(Stored data)

──────────────────────────────

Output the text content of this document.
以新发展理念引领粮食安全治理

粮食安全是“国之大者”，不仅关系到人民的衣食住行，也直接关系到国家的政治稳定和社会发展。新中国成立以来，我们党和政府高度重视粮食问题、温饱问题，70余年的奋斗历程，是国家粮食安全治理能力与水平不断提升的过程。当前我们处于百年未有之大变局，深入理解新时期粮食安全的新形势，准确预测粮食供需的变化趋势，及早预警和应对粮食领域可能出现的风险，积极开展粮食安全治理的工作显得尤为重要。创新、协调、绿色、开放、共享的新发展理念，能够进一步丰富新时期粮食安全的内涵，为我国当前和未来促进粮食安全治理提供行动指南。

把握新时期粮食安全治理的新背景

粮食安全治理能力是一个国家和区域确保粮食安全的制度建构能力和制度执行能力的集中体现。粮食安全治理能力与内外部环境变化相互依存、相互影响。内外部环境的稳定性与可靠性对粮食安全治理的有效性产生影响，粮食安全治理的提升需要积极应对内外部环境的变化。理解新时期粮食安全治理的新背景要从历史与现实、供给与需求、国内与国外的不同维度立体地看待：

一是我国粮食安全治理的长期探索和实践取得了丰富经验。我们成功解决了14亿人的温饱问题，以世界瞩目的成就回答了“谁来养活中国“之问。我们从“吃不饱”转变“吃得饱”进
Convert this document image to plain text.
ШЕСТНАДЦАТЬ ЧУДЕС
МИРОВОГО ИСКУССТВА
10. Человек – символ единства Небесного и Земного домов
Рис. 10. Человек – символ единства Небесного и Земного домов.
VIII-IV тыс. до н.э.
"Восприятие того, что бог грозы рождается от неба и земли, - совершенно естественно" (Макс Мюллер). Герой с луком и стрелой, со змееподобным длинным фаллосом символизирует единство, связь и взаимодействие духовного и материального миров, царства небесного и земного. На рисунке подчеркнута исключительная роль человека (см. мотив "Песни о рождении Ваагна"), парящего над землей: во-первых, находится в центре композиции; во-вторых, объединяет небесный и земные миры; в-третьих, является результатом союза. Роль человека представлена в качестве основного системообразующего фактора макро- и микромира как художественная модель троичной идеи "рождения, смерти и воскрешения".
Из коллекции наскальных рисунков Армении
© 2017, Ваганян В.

──────────────────────────────

Short task: Quote all the records exactly, please, leaving none out.

Solution to the problem:
Output the text content of this document.
以新发展理念引领粮食安全治理

粮食安全是“国之大者”，不仅关系到人民的衣食住行，也直接关系到国家的政治稳定和社会发展。新中国成立以来，我们党和政府高度重视粮食问题、温饱问题，70余年的奋斗历程，是国家粮食安全治理能力与水平不断提升的过程。当前我们处于百年未有之大变局，深入理解新时期粮食安全的新形势，准确预测粮食供需的变化趋势，及早预警和应对粮食领域可能出现的风险，积极开展粮食安全治理的工作显得尤为重要。创新、协调、绿色、开放、共享的新发展理念，能够进一步丰富新时期粮食安全的内涵，为我国当前和未来促进粮食安全治理提供行动指南。

把握新时期粮食安全治理的新背景

粮食安全治理能力是一个国家和区域确保粮食安全的制度建构能力和制度执行能力的集中体现。粮食安全治理能力与内外部环境变化相互依存、相互影响。内外部环境的稳定性与可靠性对粮食安全治理的有效性产生影响，粮食安全治理的提升需要积极应对内外部环境的变化。理解新时期粮食安全治理的新背景要从历史与现实、供给与需求、国内与国外的不同维度立体地看待：

一是我国粮食安全治理的长期探索和实践取得了丰富经验。我们成功解决了14亿人的温饱问题，以世界瞩目的成就回答了“谁来养活中国“之问。我们从“吃不饱”转变“吃得饱”进
Convert this document image to plain text.
ШЕСТНАДЦАТЬ ЧУДЕС
МИРОВОГО ИСКУССТВА
10. Человек – символ единства Небесного и Земного домов
Рис. 10. Человек – символ единства Небесного и Земного домов.
VIII-IV тыс. до н.э.
"Восприятие того, что бог грозы рождается от неба и земли, - совершенно естественно" (Макс Мюллер). Герой с луком и стрелой, со змееподобным длинным фаллосом символизирует единство, связь и взаимодействие духовного и материального миров, царства небесного и земного. На рисунке подчеркнута исключительная роль человека (см. мотив "Песни о рождении Ваагна"), парящего над землей: во-первых, находится в центре композиции; во-вторых, объединяет небесный и земные миры; в-третьих, является результатом союза. Роль человека представлена в качестве основного системообразующего фактора макро- и микромира как художественная модель троичной идеи "рождения, смерти и воскрешения".
Из коллекции наскальных рисунков Армении
© 2017, Ваганян В.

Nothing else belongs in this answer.